▶ **What to work on**: From the entries that follow, gather each line holding the word "disponible".

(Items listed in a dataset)
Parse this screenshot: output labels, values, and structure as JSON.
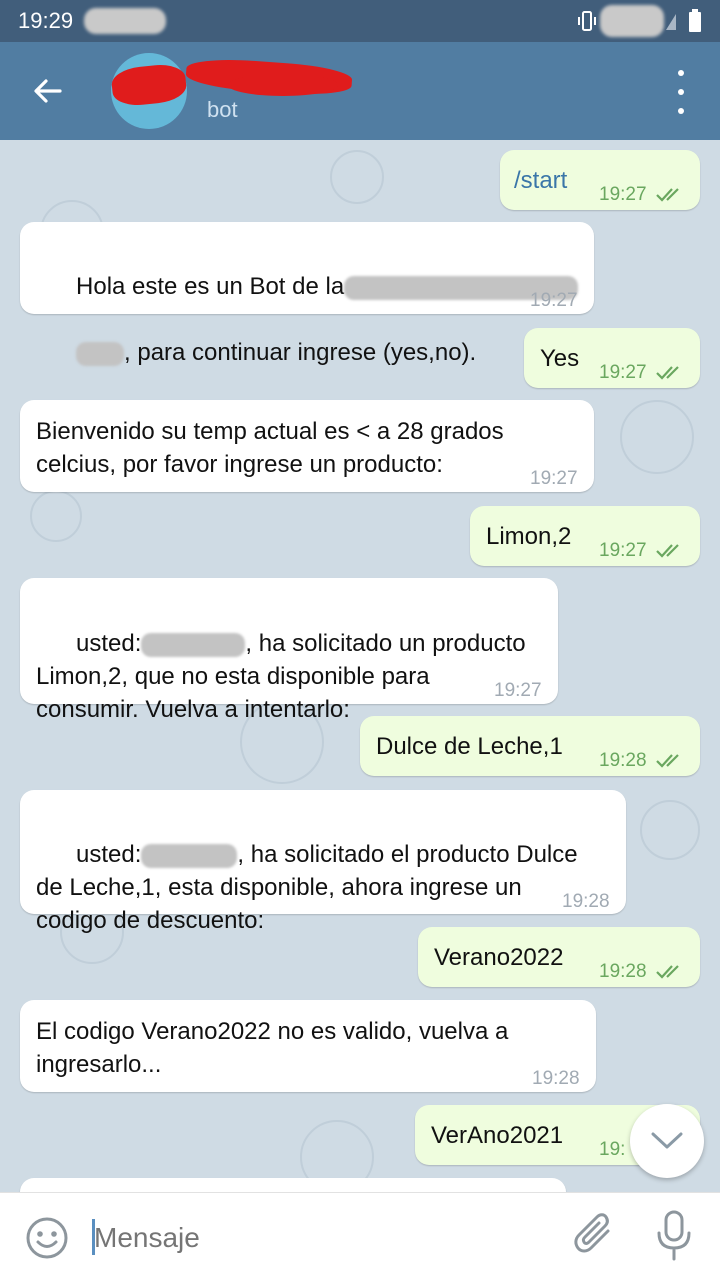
{
  "status_bar": {
    "time": "19:29"
  },
  "header": {
    "title": "",
    "subtitle": "bot"
  },
  "messages": [
    {
      "id": "m1",
      "dir": "out",
      "text": "/start",
      "time": "19:27"
    },
    {
      "id": "m2",
      "dir": "in",
      "line1_a": "Hola este es un Bot de la",
      "line2_b": ", para continuar ingrese (yes,no).",
      "time": "19:27"
    },
    {
      "id": "m3",
      "dir": "out",
      "text": "Yes",
      "time": "19:27"
    },
    {
      "id": "m4",
      "dir": "in",
      "text": "Bienvenido su temp actual es < a 28 grados\ncelcius, por favor ingrese un producto:",
      "time": "19:27"
    },
    {
      "id": "m5",
      "dir": "out",
      "text": "Limon,2",
      "time": "19:27"
    },
    {
      "id": "m6",
      "dir": "in",
      "line1_a": "usted:",
      "line1_b": ", ha solicitado un producto",
      "rest": "Limon,2, que no esta disponible para\nconsumir. Vuelva a intentarlo:",
      "time": "19:27"
    },
    {
      "id": "m7",
      "dir": "out",
      "text": "Dulce de Leche,1",
      "time": "19:28"
    },
    {
      "id": "m8",
      "dir": "in",
      "line1_a": "usted:",
      "line1_b": ", ha solicitado el producto Dulce",
      "rest": "de Leche,1, esta disponible, ahora ingrese un\ncodigo de descuento:",
      "time": "19:28"
    },
    {
      "id": "m9",
      "dir": "out",
      "text": "Verano2022",
      "time": "19:28"
    },
    {
      "id": "m10",
      "dir": "in",
      "text": "El codigo Verano2022 no es valido, vuelva a\ningresarlo...",
      "time": "19:28"
    },
    {
      "id": "m11",
      "dir": "out",
      "text": "VerAno2021",
      "time": "19:"
    }
  ],
  "input": {
    "placeholder": "Mensaje"
  },
  "icons": {
    "back": "arrow-left-icon",
    "menu": "more-vertical-icon",
    "emoji": "smiley-icon",
    "attach": "paperclip-icon",
    "mic": "microphone-icon",
    "scroll": "chevron-down-icon",
    "read": "double-check-icon"
  },
  "colors": {
    "header": "#517da2",
    "statusbar": "#415e7b",
    "chat_bg": "#cfdbe4",
    "outgoing_bubble": "#effdde",
    "incoming_bubble": "#ffffff",
    "out_time": "#6aa75f",
    "in_time": "#a1aab3"
  }
}
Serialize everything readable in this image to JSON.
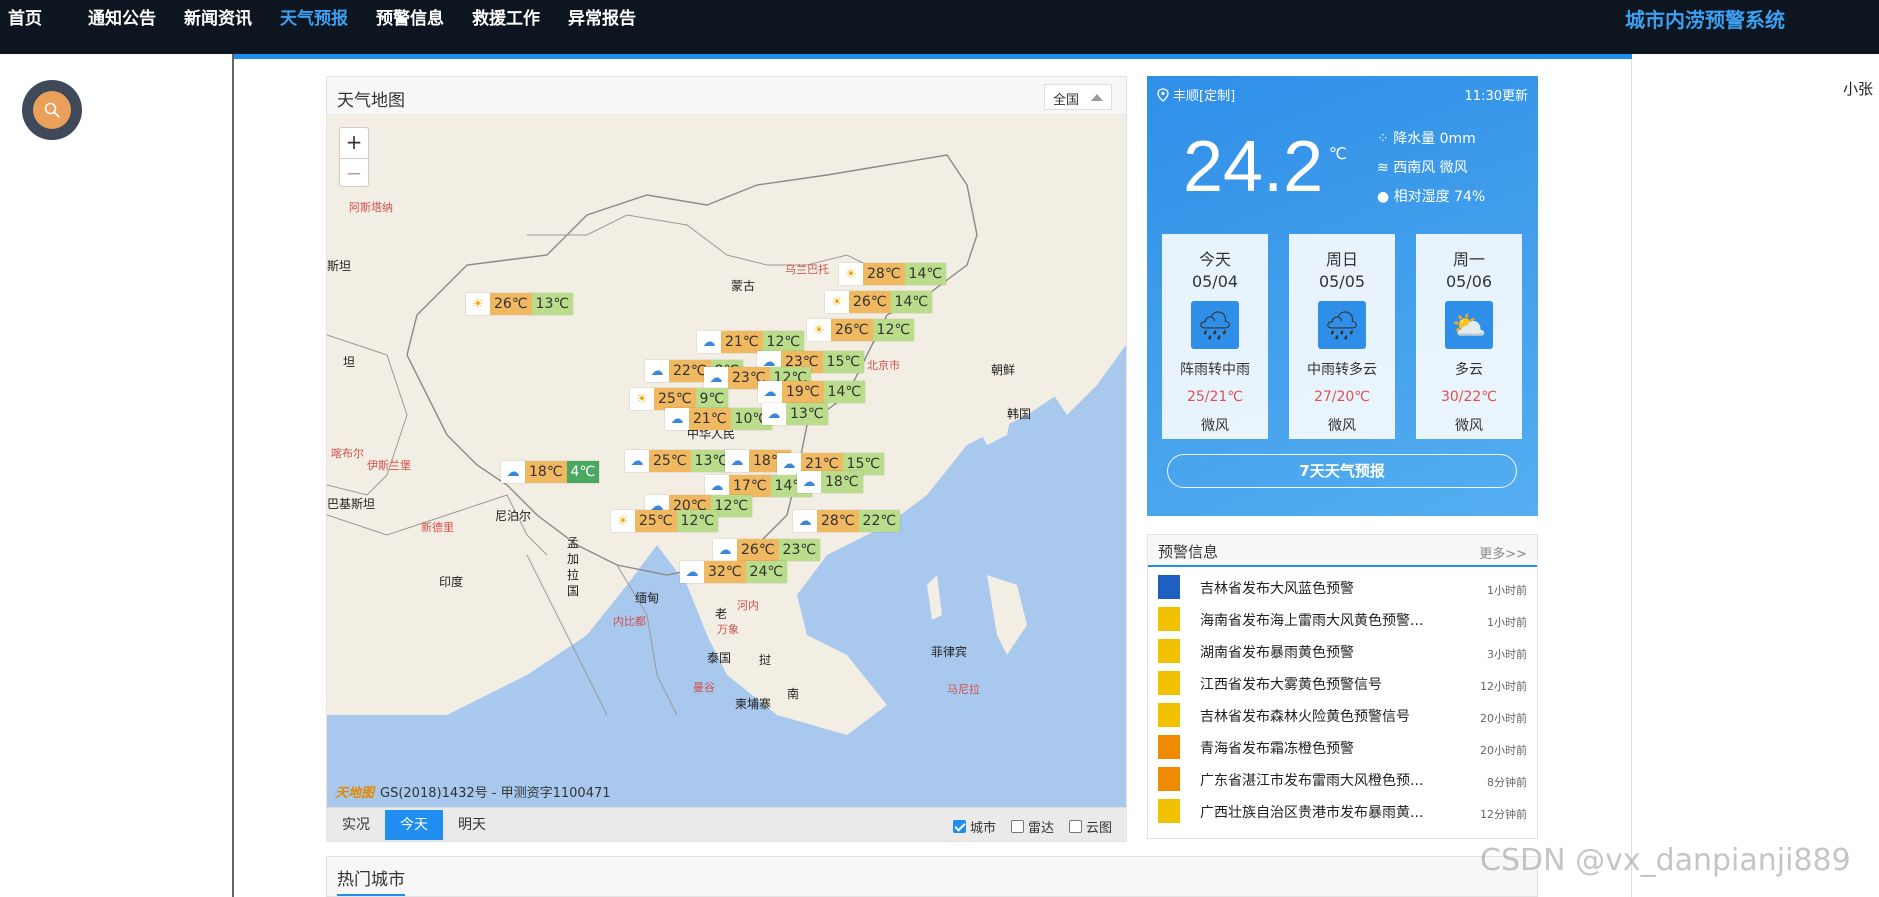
{
  "nav": {
    "items": [
      "首页",
      "通知公告",
      "新闻资讯",
      "天气预报",
      "预警信息",
      "救援工作",
      "异常报告"
    ],
    "active_index": 3,
    "site_title": "城市内涝预警系统"
  },
  "user": {
    "name": "小张"
  },
  "map": {
    "title": "天气地图",
    "region": "全国",
    "zoom_in": "+",
    "zoom_out": "−",
    "copyright_logo": "天地图",
    "copyright": "GS(2018)1432号 - 甲测资字1100471",
    "places": [
      {
        "name": "阿斯塔纳",
        "red": true
      },
      {
        "name": "斯坦",
        "red": false
      },
      {
        "name": "蒙古",
        "red": false,
        "dark": true
      },
      {
        "name": "乌兰巴托",
        "red": true
      },
      {
        "name": "坦",
        "red": false
      },
      {
        "name": "朝鲜",
        "red": false,
        "dark": true
      },
      {
        "name": "韩国",
        "red": false,
        "dark": true
      },
      {
        "name": "北京市",
        "red": true
      },
      {
        "name": "中华人民",
        "red": false,
        "dark": true
      },
      {
        "name": "喀布尔",
        "red": true
      },
      {
        "name": "伊斯兰堡",
        "red": true
      },
      {
        "name": "巴基斯坦",
        "red": false,
        "dark": true
      },
      {
        "name": "尼泊尔",
        "red": false,
        "dark": true
      },
      {
        "name": "新德里",
        "red": true
      },
      {
        "name": "印度",
        "red": false,
        "dark": true
      },
      {
        "name": "孟加拉国",
        "red": false,
        "dark": true
      },
      {
        "name": "缅甸",
        "red": false,
        "dark": true
      },
      {
        "name": "内比都",
        "red": true
      },
      {
        "name": "老",
        "red": false,
        "dark": true
      },
      {
        "name": "万象",
        "red": true
      },
      {
        "name": "河内",
        "red": true
      },
      {
        "name": "泰国",
        "red": false,
        "dark": true
      },
      {
        "name": "曼谷",
        "red": true
      },
      {
        "name": "柬埔寨",
        "red": false,
        "dark": true
      },
      {
        "name": "挝",
        "red": false,
        "dark": true
      },
      {
        "name": "南",
        "red": false,
        "dark": true
      },
      {
        "name": "菲律宾",
        "red": false,
        "dark": true
      },
      {
        "name": "马尼拉",
        "red": true
      }
    ],
    "markers": [
      {
        "icon": "sun",
        "hi": "28℃",
        "lo": "14℃"
      },
      {
        "icon": "sun",
        "hi": "26℃",
        "lo": "14℃"
      },
      {
        "icon": "sun",
        "hi": "26℃",
        "lo": "13℃"
      },
      {
        "icon": "sun",
        "hi": "26℃",
        "lo": "12℃"
      },
      {
        "icon": "rain",
        "hi": "21℃",
        "lo": "12℃"
      },
      {
        "icon": "rain",
        "hi": "23℃",
        "lo": "15℃"
      },
      {
        "icon": "rain",
        "hi": "22℃",
        "lo": "8℃"
      },
      {
        "icon": "rain",
        "hi": "23℃",
        "lo": "12℃"
      },
      {
        "icon": "rain",
        "hi": "19℃",
        "lo": "14℃"
      },
      {
        "icon": "sun",
        "hi": "25℃",
        "lo": "9℃"
      },
      {
        "icon": "rain",
        "hi": "21℃",
        "lo": "10℃"
      },
      {
        "icon": "rain",
        "hi": "",
        "lo": "13℃"
      },
      {
        "icon": "rain",
        "hi": "18℃",
        "lo": "4℃",
        "cold": true
      },
      {
        "icon": "rain",
        "hi": "25℃",
        "lo": "13℃"
      },
      {
        "icon": "rain",
        "hi": "18℃",
        "lo": ""
      },
      {
        "icon": "rain",
        "hi": "21℃",
        "lo": "15℃"
      },
      {
        "icon": "rain",
        "hi": "17℃",
        "lo": "14℃"
      },
      {
        "icon": "rain",
        "hi": "",
        "lo": "18℃"
      },
      {
        "icon": "rain",
        "hi": "20℃",
        "lo": "12℃"
      },
      {
        "icon": "sun",
        "hi": "25℃",
        "lo": "12℃"
      },
      {
        "icon": "rain",
        "hi": "28℃",
        "lo": "22℃"
      },
      {
        "icon": "rain",
        "hi": "26℃",
        "lo": "23℃"
      },
      {
        "icon": "rain",
        "hi": "32℃",
        "lo": "24℃"
      }
    ],
    "tabs": [
      "实况",
      "今天",
      "明天"
    ],
    "active_tab": 1,
    "layers": [
      {
        "label": "城市",
        "checked": true
      },
      {
        "label": "雷达",
        "checked": false
      },
      {
        "label": "云图",
        "checked": false
      }
    ]
  },
  "current": {
    "location": "丰顺[定制]",
    "update": "11:30更新",
    "temp": "24.2",
    "unit": "℃",
    "precip": "降水量 0mm",
    "wind": "西南风 微风",
    "humidity": "相对湿度 74%",
    "days": [
      {
        "name": "今天",
        "date": "05/04",
        "cond": "阵雨转中雨",
        "temp": "25/21℃",
        "wind": "微风",
        "icon": "rain"
      },
      {
        "name": "周日",
        "date": "05/05",
        "cond": "中雨转多云",
        "temp": "27/20℃",
        "wind": "微风",
        "icon": "rain"
      },
      {
        "name": "周一",
        "date": "05/06",
        "cond": "多云",
        "temp": "30/22℃",
        "wind": "微风",
        "icon": "cloud"
      }
    ],
    "seven_day": "7天天气预报"
  },
  "warnings": {
    "title": "预警信息",
    "more": "更多>>",
    "items": [
      {
        "text": "吉林省发布大风蓝色预警",
        "time": "1小时前",
        "color": "#1f5fc0"
      },
      {
        "text": "海南省发布海上雷雨大风黄色预警...",
        "time": "1小时前",
        "color": "#f2c200"
      },
      {
        "text": "湖南省发布暴雨黄色预警",
        "time": "3小时前",
        "color": "#f2c200"
      },
      {
        "text": "江西省发布大雾黄色预警信号",
        "time": "12小时前",
        "color": "#f2c200"
      },
      {
        "text": "吉林省发布森林火险黄色预警信号",
        "time": "20小时前",
        "color": "#f2c200"
      },
      {
        "text": "青海省发布霜冻橙色预警",
        "time": "20小时前",
        "color": "#f08a00"
      },
      {
        "text": "广东省湛江市发布雷雨大风橙色预...",
        "time": "8分钟前",
        "color": "#f08a00"
      },
      {
        "text": "广西壮族自治区贵港市发布暴雨黄...",
        "time": "12分钟前",
        "color": "#f2c200"
      }
    ]
  },
  "hot": {
    "title": "热门城市"
  },
  "watermark": "CSDN @vx_danpianji889"
}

▶ **Exercise response**:
      "rest": "Limon,2, que no esta disponible para\nconsumir. Vuelva a intentarlo:",
      "rest": "de Leche,1, esta disponible, ahora ingrese un\ncodigo de descuento:",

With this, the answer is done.